_TASK GOAL_. From the listing below, pull each line that includes "boost".

======== PROVIDED DATA ========

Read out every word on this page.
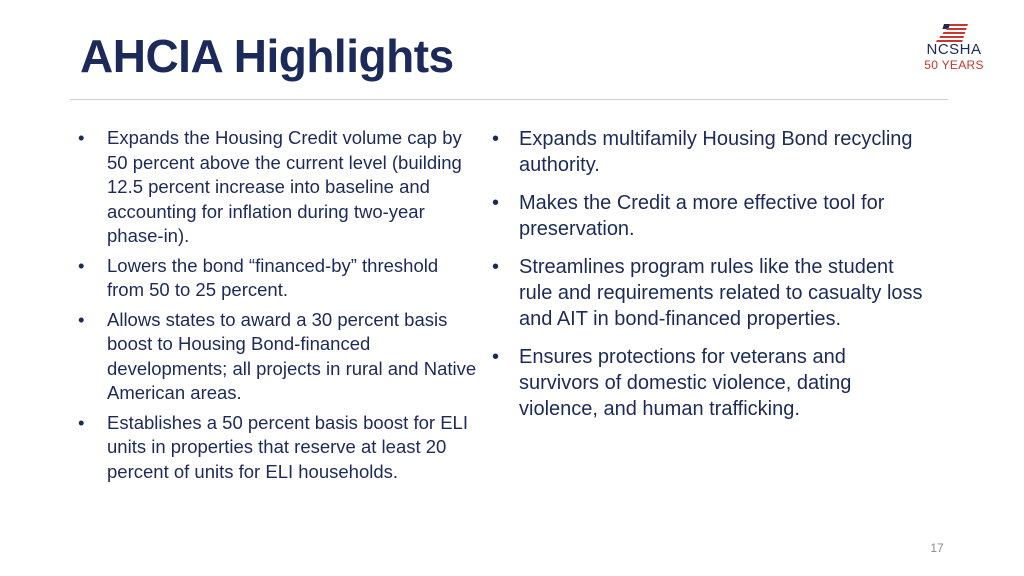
AHCIA Highlights	NCSHA
50 YEARS
•	Expands the Housing Credit volume cap by 50 percent above the current level (building 12.5 percent increase into baseline and accounting for inflation during two-year phase-in).
•	Lowers the bond “financed-by” threshold from 50 to 25 percent.
•	Allows states to award a 30 percent basis boost to Housing Bond-financed developments; all projects in rural and Native American areas.
•	Establishes a 50 percent basis boost for ELI units in properties that reserve at least 20 percent of units for ELI households.
• Expands multifamily Housing Bond recycling authority.
• Makes the Credit a more effective tool for preservation.
• Streamlines program rules like the student rule and requirements related to casualty loss and AIT in bond-financed properties.
• Ensures protections for veterans and survivors of domestic violence, dating violence, and human trafficking.
17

========

_EXERCISE OUTPUT_.
•	Allows states to award a 30 percent basis boost to Housing Bond-financed developments; all projects in rural and Native American areas.
•	Establishes a 50 percent basis boost for ELI units in properties that reserve at least 20 percent of units for ELI households.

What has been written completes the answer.